-- Written exercise --
Restate all of the entries exactly, dropping any pictures they hold.

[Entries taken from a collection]
((

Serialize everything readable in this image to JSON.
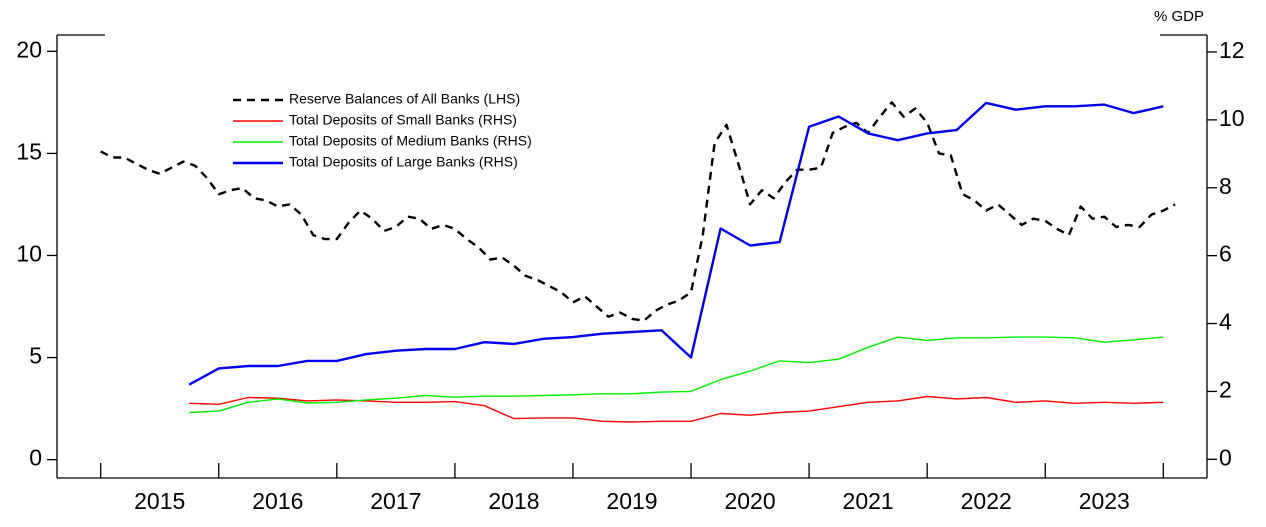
{
  "chart_data": {
    "type": "line",
    "y2label": "% GDP",
    "legend": "upper left",
    "xlim": [
      2014.63,
      2024.37
    ],
    "xticks": [
      {
        "value": 2015.5,
        "label": "2015"
      },
      {
        "value": 2016.5,
        "label": "2016"
      },
      {
        "value": 2017.5,
        "label": "2017"
      },
      {
        "value": 2018.5,
        "label": "2018"
      },
      {
        "value": 2019.5,
        "label": "2019"
      },
      {
        "value": 2020.5,
        "label": "2020"
      },
      {
        "value": 2021.5,
        "label": "2021"
      },
      {
        "value": 2022.5,
        "label": "2022"
      },
      {
        "value": 2023.5,
        "label": "2023"
      }
    ],
    "ylim": [
      -0.9,
      20.8
    ],
    "yticks": [
      0,
      5,
      10,
      15,
      20
    ],
    "y2lim": [
      -0.55,
      12.5
    ],
    "y2ticks": [
      0,
      2,
      4,
      6,
      8,
      10,
      12
    ],
    "series": [
      {
        "name": "Reserve Balances of All Banks (LHS)",
        "color": "#000000",
        "style": "dashed",
        "axis": "y",
        "x": [
          2015.0,
          2015.1,
          2015.2,
          2015.3,
          2015.4,
          2015.5,
          2015.6,
          2015.7,
          2015.8,
          2015.9,
          2016.0,
          2016.1,
          2016.2,
          2016.3,
          2016.4,
          2016.5,
          2016.6,
          2016.7,
          2016.8,
          2016.9,
          2017.0,
          2017.1,
          2017.2,
          2017.3,
          2017.4,
          2017.5,
          2017.6,
          2017.7,
          2017.8,
          2017.9,
          2018.0,
          2018.1,
          2018.2,
          2018.3,
          2018.4,
          2018.5,
          2018.6,
          2018.7,
          2018.8,
          2018.9,
          2019.0,
          2019.1,
          2019.2,
          2019.3,
          2019.4,
          2019.5,
          2019.6,
          2019.7,
          2019.8,
          2019.9,
          2020.0,
          2020.1,
          2020.2,
          2020.3,
          2020.4,
          2020.5,
          2020.6,
          2020.7,
          2020.8,
          2020.9,
          2021.0,
          2021.1,
          2021.2,
          2021.3,
          2021.4,
          2021.5,
          2021.6,
          2021.7,
          2021.8,
          2021.9,
          2022.0,
          2022.1,
          2022.2,
          2022.3,
          2022.4,
          2022.5,
          2022.6,
          2022.7,
          2022.8,
          2022.9,
          2023.0,
          2023.1,
          2023.2,
          2023.3,
          2023.4,
          2023.5,
          2023.6,
          2023.7,
          2023.8,
          2023.9,
          2024.0,
          2024.1
        ],
        "values": [
          15.1,
          14.8,
          14.8,
          14.5,
          14.2,
          14.0,
          14.3,
          14.6,
          14.4,
          13.8,
          13.0,
          13.2,
          13.3,
          12.8,
          12.7,
          12.4,
          12.5,
          12.0,
          11.0,
          10.8,
          10.8,
          11.6,
          12.2,
          11.8,
          11.2,
          11.4,
          11.9,
          11.8,
          11.3,
          11.5,
          11.3,
          10.8,
          10.4,
          9.8,
          9.9,
          9.5,
          9.0,
          8.8,
          8.5,
          8.2,
          7.7,
          8.0,
          7.5,
          7.0,
          7.2,
          6.9,
          6.8,
          7.3,
          7.6,
          7.8,
          8.2,
          11.0,
          15.5,
          16.4,
          14.5,
          12.5,
          13.2,
          12.8,
          13.6,
          14.2,
          14.2,
          14.3,
          16.0,
          16.3,
          16.5,
          16.0,
          16.8,
          17.5,
          16.8,
          17.2,
          16.5,
          15.0,
          14.9,
          13.0,
          12.7,
          12.2,
          12.5,
          12.0,
          11.5,
          11.8,
          11.7,
          11.3,
          11.0,
          12.4,
          11.8,
          11.9,
          11.4,
          11.5,
          11.4,
          12.0,
          12.2,
          12.5
        ]
      },
      {
        "name": "Total Deposits of Small Banks (RHS)",
        "color": "#ff0000",
        "style": "solid",
        "axis": "y2",
        "x": [
          2015.75,
          2016.0,
          2016.25,
          2016.5,
          2016.75,
          2017.0,
          2017.25,
          2017.5,
          2017.75,
          2018.0,
          2018.25,
          2018.5,
          2018.75,
          2019.0,
          2019.25,
          2019.5,
          2019.75,
          2020.0,
          2020.25,
          2020.5,
          2020.75,
          2021.0,
          2021.25,
          2021.5,
          2021.75,
          2022.0,
          2022.25,
          2022.5,
          2022.75,
          2023.0,
          2023.25,
          2023.5,
          2023.75,
          2024.0
        ],
        "values": [
          1.65,
          1.62,
          1.82,
          1.8,
          1.72,
          1.75,
          1.72,
          1.68,
          1.68,
          1.7,
          1.58,
          1.2,
          1.22,
          1.22,
          1.12,
          1.1,
          1.12,
          1.12,
          1.35,
          1.3,
          1.38,
          1.42,
          1.55,
          1.68,
          1.72,
          1.85,
          1.78,
          1.82,
          1.68,
          1.72,
          1.65,
          1.68,
          1.65,
          1.68
        ]
      },
      {
        "name": "Total Deposits of Medium Banks (RHS)",
        "color": "#00ee00",
        "style": "solid",
        "axis": "y2",
        "x": [
          2015.75,
          2016.0,
          2016.25,
          2016.5,
          2016.75,
          2017.0,
          2017.25,
          2017.5,
          2017.75,
          2018.0,
          2018.25,
          2018.5,
          2018.75,
          2019.0,
          2019.25,
          2019.5,
          2019.75,
          2020.0,
          2020.25,
          2020.5,
          2020.75,
          2021.0,
          2021.25,
          2021.5,
          2021.75,
          2022.0,
          2022.25,
          2022.5,
          2022.75,
          2023.0,
          2023.25,
          2023.5,
          2023.75,
          2024.0
        ],
        "values": [
          1.38,
          1.42,
          1.68,
          1.78,
          1.66,
          1.68,
          1.75,
          1.8,
          1.88,
          1.83,
          1.86,
          1.86,
          1.88,
          1.9,
          1.93,
          1.93,
          1.98,
          2.0,
          2.35,
          2.6,
          2.9,
          2.85,
          2.95,
          3.3,
          3.6,
          3.5,
          3.58,
          3.58,
          3.6,
          3.6,
          3.58,
          3.45,
          3.52,
          3.6
        ]
      },
      {
        "name": "Total Deposits of Large Banks (RHS)",
        "color": "#0000ee",
        "style": "solid",
        "axis": "y2",
        "x": [
          2015.75,
          2016.0,
          2016.25,
          2016.5,
          2016.75,
          2017.0,
          2017.25,
          2017.5,
          2017.75,
          2018.0,
          2018.25,
          2018.5,
          2018.75,
          2019.0,
          2019.25,
          2019.5,
          2019.75,
          2020.0,
          2020.25,
          2020.5,
          2020.75,
          2021.0,
          2021.25,
          2021.5,
          2021.75,
          2022.0,
          2022.25,
          2022.5,
          2022.75,
          2023.0,
          2023.25,
          2023.5,
          2023.75,
          2024.0
        ],
        "values": [
          2.2,
          2.68,
          2.75,
          2.75,
          2.9,
          2.9,
          3.1,
          3.2,
          3.25,
          3.25,
          3.45,
          3.4,
          3.55,
          3.6,
          3.7,
          3.75,
          3.8,
          3.0,
          6.8,
          6.3,
          6.4,
          9.8,
          10.1,
          9.6,
          9.4,
          9.6,
          9.7,
          10.5,
          10.3,
          10.4,
          10.4,
          10.45,
          10.2,
          10.4
        ]
      }
    ]
  }
}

))

-- Result of this exercise --
Serialize everything readable in this image to JSON.
{
  "chart_data": {
    "type": "line",
    "y2label": "% GDP",
    "legend": "upper left",
    "xlim": [
      2014.63,
      2024.37
    ],
    "xticks": [
      {
        "value": 2015.5,
        "label": "2015"
      },
      {
        "value": 2016.5,
        "label": "2016"
      },
      {
        "value": 2017.5,
        "label": "2017"
      },
      {
        "value": 2018.5,
        "label": "2018"
      },
      {
        "value": 2019.5,
        "label": "2019"
      },
      {
        "value": 2020.5,
        "label": "2020"
      },
      {
        "value": 2021.5,
        "label": "2021"
      },
      {
        "value": 2022.5,
        "label": "2022"
      },
      {
        "value": 2023.5,
        "label": "2023"
      }
    ],
    "ylim": [
      -0.9,
      20.8
    ],
    "yticks": [
      0,
      5,
      10,
      15,
      20
    ],
    "y2lim": [
      -0.55,
      12.5
    ],
    "y2ticks": [
      0,
      2,
      4,
      6,
      8,
      10,
      12
    ],
    "series": [
      {
        "name": "Reserve Balances of All Banks (LHS)",
        "color": "#000000",
        "style": "dashed",
        "axis": "y",
        "x": [
          2015.0,
          2015.1,
          2015.2,
          2015.3,
          2015.4,
          2015.5,
          2015.6,
          2015.7,
          2015.8,
          2015.9,
          2016.0,
          2016.1,
          2016.2,
          2016.3,
          2016.4,
          2016.5,
          2016.6,
          2016.7,
          2016.8,
          2016.9,
          2017.0,
          2017.1,
          2017.2,
          2017.3,
          2017.4,
          2017.5,
          2017.6,
          2017.7,
          2017.8,
          2017.9,
          2018.0,
          2018.1,
          2018.2,
          2018.3,
          2018.4,
          2018.5,
          2018.6,
          2018.7,
          2018.8,
          2018.9,
          2019.0,
          2019.1,
          2019.2,
          2019.3,
          2019.4,
          2019.5,
          2019.6,
          2019.7,
          2019.8,
          2019.9,
          2020.0,
          2020.1,
          2020.2,
          2020.3,
          2020.4,
          2020.5,
          2020.6,
          2020.7,
          2020.8,
          2020.9,
          2021.0,
          2021.1,
          2021.2,
          2021.3,
          2021.4,
          2021.5,
          2021.6,
          2021.7,
          2021.8,
          2021.9,
          2022.0,
          2022.1,
          2022.2,
          2022.3,
          2022.4,
          2022.5,
          2022.6,
          2022.7,
          2022.8,
          2022.9,
          2023.0,
          2023.1,
          2023.2,
          2023.3,
          2023.4,
          2023.5,
          2023.6,
          2023.7,
          2023.8,
          2023.9,
          2024.0,
          2024.1
        ],
        "values": [
          15.1,
          14.8,
          14.8,
          14.5,
          14.2,
          14.0,
          14.3,
          14.6,
          14.4,
          13.8,
          13.0,
          13.2,
          13.3,
          12.8,
          12.7,
          12.4,
          12.5,
          12.0,
          11.0,
          10.8,
          10.8,
          11.6,
          12.2,
          11.8,
          11.2,
          11.4,
          11.9,
          11.8,
          11.3,
          11.5,
          11.3,
          10.8,
          10.4,
          9.8,
          9.9,
          9.5,
          9.0,
          8.8,
          8.5,
          8.2,
          7.7,
          8.0,
          7.5,
          7.0,
          7.2,
          6.9,
          6.8,
          7.3,
          7.6,
          7.8,
          8.2,
          11.0,
          15.5,
          16.4,
          14.5,
          12.5,
          13.2,
          12.8,
          13.6,
          14.2,
          14.2,
          14.3,
          16.0,
          16.3,
          16.5,
          16.0,
          16.8,
          17.5,
          16.8,
          17.2,
          16.5,
          15.0,
          14.9,
          13.0,
          12.7,
          12.2,
          12.5,
          12.0,
          11.5,
          11.8,
          11.7,
          11.3,
          11.0,
          12.4,
          11.8,
          11.9,
          11.4,
          11.5,
          11.4,
          12.0,
          12.2,
          12.5
        ]
      },
      {
        "name": "Total Deposits of Small Banks (RHS)",
        "color": "#ff0000",
        "style": "solid",
        "axis": "y2",
        "x": [
          2015.75,
          2016.0,
          2016.25,
          2016.5,
          2016.75,
          2017.0,
          2017.25,
          2017.5,
          2017.75,
          2018.0,
          2018.25,
          2018.5,
          2018.75,
          2019.0,
          2019.25,
          2019.5,
          2019.75,
          2020.0,
          2020.25,
          2020.5,
          2020.75,
          2021.0,
          2021.25,
          2021.5,
          2021.75,
          2022.0,
          2022.25,
          2022.5,
          2022.75,
          2023.0,
          2023.25,
          2023.5,
          2023.75,
          2024.0
        ],
        "values": [
          1.65,
          1.62,
          1.82,
          1.8,
          1.72,
          1.75,
          1.72,
          1.68,
          1.68,
          1.7,
          1.58,
          1.2,
          1.22,
          1.22,
          1.12,
          1.1,
          1.12,
          1.12,
          1.35,
          1.3,
          1.38,
          1.42,
          1.55,
          1.68,
          1.72,
          1.85,
          1.78,
          1.82,
          1.68,
          1.72,
          1.65,
          1.68,
          1.65,
          1.68
        ]
      },
      {
        "name": "Total Deposits of Medium Banks (RHS)",
        "color": "#00ee00",
        "style": "solid",
        "axis": "y2",
        "x": [
          2015.75,
          2016.0,
          2016.25,
          2016.5,
          2016.75,
          2017.0,
          2017.25,
          2017.5,
          2017.75,
          2018.0,
          2018.25,
          2018.5,
          2018.75,
          2019.0,
          2019.25,
          2019.5,
          2019.75,
          2020.0,
          2020.25,
          2020.5,
          2020.75,
          2021.0,
          2021.25,
          2021.5,
          2021.75,
          2022.0,
          2022.25,
          2022.5,
          2022.75,
          2023.0,
          2023.25,
          2023.5,
          2023.75,
          2024.0
        ],
        "values": [
          1.38,
          1.42,
          1.68,
          1.78,
          1.66,
          1.68,
          1.75,
          1.8,
          1.88,
          1.83,
          1.86,
          1.86,
          1.88,
          1.9,
          1.93,
          1.93,
          1.98,
          2.0,
          2.35,
          2.6,
          2.9,
          2.85,
          2.95,
          3.3,
          3.6,
          3.5,
          3.58,
          3.58,
          3.6,
          3.6,
          3.58,
          3.45,
          3.52,
          3.6
        ]
      },
      {
        "name": "Total Deposits of Large Banks (RHS)",
        "color": "#0000ee",
        "style": "solid",
        "axis": "y2",
        "x": [
          2015.75,
          2016.0,
          2016.25,
          2016.5,
          2016.75,
          2017.0,
          2017.25,
          2017.5,
          2017.75,
          2018.0,
          2018.25,
          2018.5,
          2018.75,
          2019.0,
          2019.25,
          2019.5,
          2019.75,
          2020.0,
          2020.25,
          2020.5,
          2020.75,
          2021.0,
          2021.25,
          2021.5,
          2021.75,
          2022.0,
          2022.25,
          2022.5,
          2022.75,
          2023.0,
          2023.25,
          2023.5,
          2023.75,
          2024.0
        ],
        "values": [
          2.2,
          2.68,
          2.75,
          2.75,
          2.9,
          2.9,
          3.1,
          3.2,
          3.25,
          3.25,
          3.45,
          3.4,
          3.55,
          3.6,
          3.7,
          3.75,
          3.8,
          3.0,
          6.8,
          6.3,
          6.4,
          9.8,
          10.1,
          9.6,
          9.4,
          9.6,
          9.7,
          10.5,
          10.3,
          10.4,
          10.4,
          10.45,
          10.2,
          10.4
        ]
      }
    ]
  }
}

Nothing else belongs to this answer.